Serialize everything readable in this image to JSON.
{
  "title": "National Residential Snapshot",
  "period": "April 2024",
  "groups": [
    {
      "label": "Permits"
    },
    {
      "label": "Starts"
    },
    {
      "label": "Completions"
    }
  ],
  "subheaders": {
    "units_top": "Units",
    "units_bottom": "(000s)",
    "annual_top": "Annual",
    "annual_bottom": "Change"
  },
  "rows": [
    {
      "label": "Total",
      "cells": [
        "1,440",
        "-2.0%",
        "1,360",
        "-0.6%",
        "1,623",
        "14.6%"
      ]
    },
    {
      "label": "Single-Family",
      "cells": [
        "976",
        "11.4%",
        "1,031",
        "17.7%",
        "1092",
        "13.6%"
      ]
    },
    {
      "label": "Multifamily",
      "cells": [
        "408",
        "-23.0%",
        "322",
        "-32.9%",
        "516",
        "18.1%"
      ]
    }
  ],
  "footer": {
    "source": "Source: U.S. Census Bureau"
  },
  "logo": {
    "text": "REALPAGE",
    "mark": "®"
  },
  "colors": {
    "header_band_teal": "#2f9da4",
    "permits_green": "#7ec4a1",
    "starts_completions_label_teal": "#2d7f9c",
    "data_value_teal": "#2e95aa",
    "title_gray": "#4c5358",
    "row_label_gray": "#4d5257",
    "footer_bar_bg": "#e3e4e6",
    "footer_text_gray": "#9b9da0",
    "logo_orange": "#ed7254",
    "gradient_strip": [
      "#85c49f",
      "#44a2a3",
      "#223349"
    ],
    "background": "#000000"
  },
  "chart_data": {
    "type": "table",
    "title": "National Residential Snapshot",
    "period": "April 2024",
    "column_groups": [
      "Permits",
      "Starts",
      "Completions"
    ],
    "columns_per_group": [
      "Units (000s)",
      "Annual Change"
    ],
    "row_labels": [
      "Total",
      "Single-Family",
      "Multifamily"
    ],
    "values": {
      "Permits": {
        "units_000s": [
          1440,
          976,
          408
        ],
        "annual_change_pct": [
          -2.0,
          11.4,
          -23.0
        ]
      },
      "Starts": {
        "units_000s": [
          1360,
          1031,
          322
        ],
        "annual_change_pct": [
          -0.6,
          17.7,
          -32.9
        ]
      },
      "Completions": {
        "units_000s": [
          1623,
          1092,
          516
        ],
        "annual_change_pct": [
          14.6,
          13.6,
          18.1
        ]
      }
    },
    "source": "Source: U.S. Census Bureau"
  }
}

.....

AIM OF THE TASK
Return each entry from above without altering a single character.

OUTPUT OF THE TASK
Serialize everything readable in this image to JSON.
{
  "title": "National Residential Snapshot",
  "period": "April 2024",
  "groups": [
    {
      "label": "Permits"
    },
    {
      "label": "Starts"
    },
    {
      "label": "Completions"
    }
  ],
  "subheaders": {
    "units_top": "Units",
    "units_bottom": "(000s)",
    "annual_top": "Annual",
    "annual_bottom": "Change"
  },
  "rows": [
    {
      "label": "Total",
      "cells": [
        "1,440",
        "-2.0%",
        "1,360",
        "-0.6%",
        "1,623",
        "14.6%"
      ]
    },
    {
      "label": "Single-Family",
      "cells": [
        "976",
        "11.4%",
        "1,031",
        "17.7%",
        "1092",
        "13.6%"
      ]
    },
    {
      "label": "Multifamily",
      "cells": [
        "408",
        "-23.0%",
        "322",
        "-32.9%",
        "516",
        "18.1%"
      ]
    }
  ],
  "footer": {
    "source": "Source: U.S. Census Bureau"
  },
  "logo": {
    "text": "REALPAGE",
    "mark": "®"
  },
  "colors": {
    "header_band_teal": "#2f9da4",
    "permits_green": "#7ec4a1",
    "starts_completions_label_teal": "#2d7f9c",
    "data_value_teal": "#2e95aa",
    "title_gray": "#4c5358",
    "row_label_gray": "#4d5257",
    "footer_bar_bg": "#e3e4e6",
    "footer_text_gray": "#9b9da0",
    "logo_orange": "#ed7254",
    "gradient_strip": [
      "#85c49f",
      "#44a2a3",
      "#223349"
    ],
    "background": "#000000"
  },
  "chart_data": {
    "type": "table",
    "title": "National Residential Snapshot",
    "period": "April 2024",
    "column_groups": [
      "Permits",
      "Starts",
      "Completions"
    ],
    "columns_per_group": [
      "Units (000s)",
      "Annual Change"
    ],
    "row_labels": [
      "Total",
      "Single-Family",
      "Multifamily"
    ],
    "values": {
      "Permits": {
        "units_000s": [
          1440,
          976,
          408
        ],
        "annual_change_pct": [
          -2.0,
          11.4,
          -23.0
        ]
      },
      "Starts": {
        "units_000s": [
          1360,
          1031,
          322
        ],
        "annual_change_pct": [
          -0.6,
          17.7,
          -32.9
        ]
      },
      "Completions": {
        "units_000s": [
          1623,
          1092,
          516
        ],
        "annual_change_pct": [
          14.6,
          13.6,
          18.1
        ]
      }
    },
    "source": "Source: U.S. Census Bureau"
  }
}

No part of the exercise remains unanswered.